WRITTEN REQUEST
Search the data for the word "PARSER". Reproduce every line where it is found.

EXERCISE MATERIALS
++++++++++
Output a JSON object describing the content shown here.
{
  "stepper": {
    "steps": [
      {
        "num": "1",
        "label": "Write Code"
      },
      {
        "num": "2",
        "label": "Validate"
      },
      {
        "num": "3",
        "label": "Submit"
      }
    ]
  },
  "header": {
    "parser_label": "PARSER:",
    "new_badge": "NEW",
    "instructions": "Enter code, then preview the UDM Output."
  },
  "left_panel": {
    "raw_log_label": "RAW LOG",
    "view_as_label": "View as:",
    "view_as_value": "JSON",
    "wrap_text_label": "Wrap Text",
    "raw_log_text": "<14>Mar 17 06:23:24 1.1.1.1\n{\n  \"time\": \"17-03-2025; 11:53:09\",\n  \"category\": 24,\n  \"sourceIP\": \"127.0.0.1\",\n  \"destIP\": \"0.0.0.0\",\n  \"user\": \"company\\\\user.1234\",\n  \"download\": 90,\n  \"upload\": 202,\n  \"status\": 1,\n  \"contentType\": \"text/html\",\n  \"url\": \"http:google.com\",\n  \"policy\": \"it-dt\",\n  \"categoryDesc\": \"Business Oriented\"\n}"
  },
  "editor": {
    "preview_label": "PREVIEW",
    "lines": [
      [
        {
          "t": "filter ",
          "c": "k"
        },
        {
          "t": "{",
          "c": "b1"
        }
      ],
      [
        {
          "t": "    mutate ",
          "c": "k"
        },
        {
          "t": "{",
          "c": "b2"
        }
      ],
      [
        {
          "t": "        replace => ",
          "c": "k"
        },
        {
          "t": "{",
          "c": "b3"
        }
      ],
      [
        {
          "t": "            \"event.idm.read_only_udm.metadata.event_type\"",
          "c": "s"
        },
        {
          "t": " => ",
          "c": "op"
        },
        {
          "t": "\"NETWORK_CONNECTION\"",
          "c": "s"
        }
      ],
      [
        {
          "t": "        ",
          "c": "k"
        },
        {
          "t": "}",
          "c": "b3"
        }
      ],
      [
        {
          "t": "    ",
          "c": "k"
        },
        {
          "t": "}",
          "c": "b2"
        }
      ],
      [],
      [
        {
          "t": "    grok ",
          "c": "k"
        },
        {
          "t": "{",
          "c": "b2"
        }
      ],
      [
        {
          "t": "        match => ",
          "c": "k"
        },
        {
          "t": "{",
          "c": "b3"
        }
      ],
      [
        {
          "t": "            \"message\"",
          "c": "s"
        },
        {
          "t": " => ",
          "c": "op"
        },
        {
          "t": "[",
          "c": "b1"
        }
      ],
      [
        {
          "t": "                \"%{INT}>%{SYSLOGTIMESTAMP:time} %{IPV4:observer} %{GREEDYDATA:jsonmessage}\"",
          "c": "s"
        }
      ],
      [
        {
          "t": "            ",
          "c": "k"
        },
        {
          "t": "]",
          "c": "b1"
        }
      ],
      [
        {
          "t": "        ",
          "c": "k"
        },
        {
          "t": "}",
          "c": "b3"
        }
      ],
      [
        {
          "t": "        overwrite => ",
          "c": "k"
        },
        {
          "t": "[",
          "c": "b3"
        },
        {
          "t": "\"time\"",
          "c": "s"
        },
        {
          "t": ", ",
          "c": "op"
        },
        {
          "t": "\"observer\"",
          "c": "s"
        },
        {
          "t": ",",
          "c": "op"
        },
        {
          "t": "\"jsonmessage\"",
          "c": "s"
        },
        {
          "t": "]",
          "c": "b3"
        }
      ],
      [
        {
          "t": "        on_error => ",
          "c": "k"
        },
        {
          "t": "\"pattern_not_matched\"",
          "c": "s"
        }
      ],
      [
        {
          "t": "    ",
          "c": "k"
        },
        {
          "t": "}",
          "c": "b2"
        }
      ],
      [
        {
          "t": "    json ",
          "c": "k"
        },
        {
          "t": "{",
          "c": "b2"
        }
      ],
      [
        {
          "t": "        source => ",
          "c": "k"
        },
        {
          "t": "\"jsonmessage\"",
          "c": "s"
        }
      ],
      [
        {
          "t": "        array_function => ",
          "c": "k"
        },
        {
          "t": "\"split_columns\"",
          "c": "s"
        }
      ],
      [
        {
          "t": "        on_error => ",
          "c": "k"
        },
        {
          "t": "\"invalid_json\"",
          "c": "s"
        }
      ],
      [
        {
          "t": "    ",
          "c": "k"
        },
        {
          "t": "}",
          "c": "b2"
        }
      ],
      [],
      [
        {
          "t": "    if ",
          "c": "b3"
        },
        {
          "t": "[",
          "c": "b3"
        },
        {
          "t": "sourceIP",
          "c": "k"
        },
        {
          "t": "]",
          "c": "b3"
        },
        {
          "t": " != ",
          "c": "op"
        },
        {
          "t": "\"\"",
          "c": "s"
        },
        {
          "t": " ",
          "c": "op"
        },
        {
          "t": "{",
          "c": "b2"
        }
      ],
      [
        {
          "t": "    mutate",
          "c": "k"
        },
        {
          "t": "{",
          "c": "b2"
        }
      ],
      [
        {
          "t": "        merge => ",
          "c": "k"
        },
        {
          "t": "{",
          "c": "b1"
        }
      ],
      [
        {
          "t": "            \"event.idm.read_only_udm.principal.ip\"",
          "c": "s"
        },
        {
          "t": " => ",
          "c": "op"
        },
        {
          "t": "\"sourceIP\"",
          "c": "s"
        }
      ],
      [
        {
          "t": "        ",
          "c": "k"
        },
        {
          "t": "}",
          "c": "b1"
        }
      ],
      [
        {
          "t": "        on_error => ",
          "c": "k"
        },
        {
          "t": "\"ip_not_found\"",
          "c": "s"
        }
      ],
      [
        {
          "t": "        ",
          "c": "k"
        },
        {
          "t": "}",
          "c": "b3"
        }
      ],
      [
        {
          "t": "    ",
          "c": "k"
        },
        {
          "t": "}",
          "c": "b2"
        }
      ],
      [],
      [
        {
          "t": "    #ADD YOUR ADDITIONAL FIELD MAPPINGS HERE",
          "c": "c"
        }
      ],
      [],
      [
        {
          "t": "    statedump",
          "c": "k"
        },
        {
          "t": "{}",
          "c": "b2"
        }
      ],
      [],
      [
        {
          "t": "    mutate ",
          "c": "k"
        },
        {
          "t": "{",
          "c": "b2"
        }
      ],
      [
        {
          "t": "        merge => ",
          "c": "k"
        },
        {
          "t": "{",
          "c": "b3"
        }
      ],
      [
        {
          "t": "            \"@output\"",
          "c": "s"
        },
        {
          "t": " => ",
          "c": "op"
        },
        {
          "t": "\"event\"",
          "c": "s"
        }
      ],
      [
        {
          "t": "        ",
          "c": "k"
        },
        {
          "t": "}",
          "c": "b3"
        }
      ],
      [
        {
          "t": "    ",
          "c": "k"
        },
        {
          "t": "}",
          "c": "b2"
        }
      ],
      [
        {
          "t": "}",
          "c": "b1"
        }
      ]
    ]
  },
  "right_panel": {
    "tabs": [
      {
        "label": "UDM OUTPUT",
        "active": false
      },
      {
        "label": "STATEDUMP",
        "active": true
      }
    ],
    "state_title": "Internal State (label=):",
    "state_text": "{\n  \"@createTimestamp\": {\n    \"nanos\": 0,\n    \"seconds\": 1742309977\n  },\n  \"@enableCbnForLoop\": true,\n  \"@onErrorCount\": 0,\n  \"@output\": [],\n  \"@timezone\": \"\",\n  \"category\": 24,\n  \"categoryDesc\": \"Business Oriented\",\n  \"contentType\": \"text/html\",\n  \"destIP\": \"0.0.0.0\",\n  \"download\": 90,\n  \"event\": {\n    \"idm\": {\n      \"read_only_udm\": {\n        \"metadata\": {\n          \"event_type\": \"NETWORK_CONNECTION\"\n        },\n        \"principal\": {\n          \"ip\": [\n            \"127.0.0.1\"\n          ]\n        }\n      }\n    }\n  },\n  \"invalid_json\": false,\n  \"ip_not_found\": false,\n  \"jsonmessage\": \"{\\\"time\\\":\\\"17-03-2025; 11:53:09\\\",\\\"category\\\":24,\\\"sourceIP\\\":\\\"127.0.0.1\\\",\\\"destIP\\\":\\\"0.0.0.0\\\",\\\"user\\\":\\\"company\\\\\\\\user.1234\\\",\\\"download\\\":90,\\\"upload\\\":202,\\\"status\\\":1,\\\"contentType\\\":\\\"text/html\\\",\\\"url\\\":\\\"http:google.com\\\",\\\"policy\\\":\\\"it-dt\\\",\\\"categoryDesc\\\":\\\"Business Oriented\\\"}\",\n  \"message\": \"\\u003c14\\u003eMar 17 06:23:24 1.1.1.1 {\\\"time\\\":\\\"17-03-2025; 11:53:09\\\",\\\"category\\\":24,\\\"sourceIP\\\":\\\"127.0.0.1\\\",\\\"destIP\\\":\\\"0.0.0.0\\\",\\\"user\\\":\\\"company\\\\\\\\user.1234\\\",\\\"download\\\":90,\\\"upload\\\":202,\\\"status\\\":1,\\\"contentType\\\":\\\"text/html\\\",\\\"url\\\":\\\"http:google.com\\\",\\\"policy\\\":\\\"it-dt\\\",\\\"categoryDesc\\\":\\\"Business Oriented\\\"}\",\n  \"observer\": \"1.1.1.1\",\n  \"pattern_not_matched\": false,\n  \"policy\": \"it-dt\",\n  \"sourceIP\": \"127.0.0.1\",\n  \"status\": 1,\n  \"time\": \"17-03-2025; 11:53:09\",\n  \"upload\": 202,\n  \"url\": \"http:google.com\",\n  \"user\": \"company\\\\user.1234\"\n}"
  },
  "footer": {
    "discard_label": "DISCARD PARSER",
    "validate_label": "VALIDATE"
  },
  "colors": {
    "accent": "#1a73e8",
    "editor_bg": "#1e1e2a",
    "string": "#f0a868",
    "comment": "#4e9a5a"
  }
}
++++++++++
WRITTEN ANSWER
    "parser_label": "PARSER:",
    "discard_label": "DISCARD PARSER",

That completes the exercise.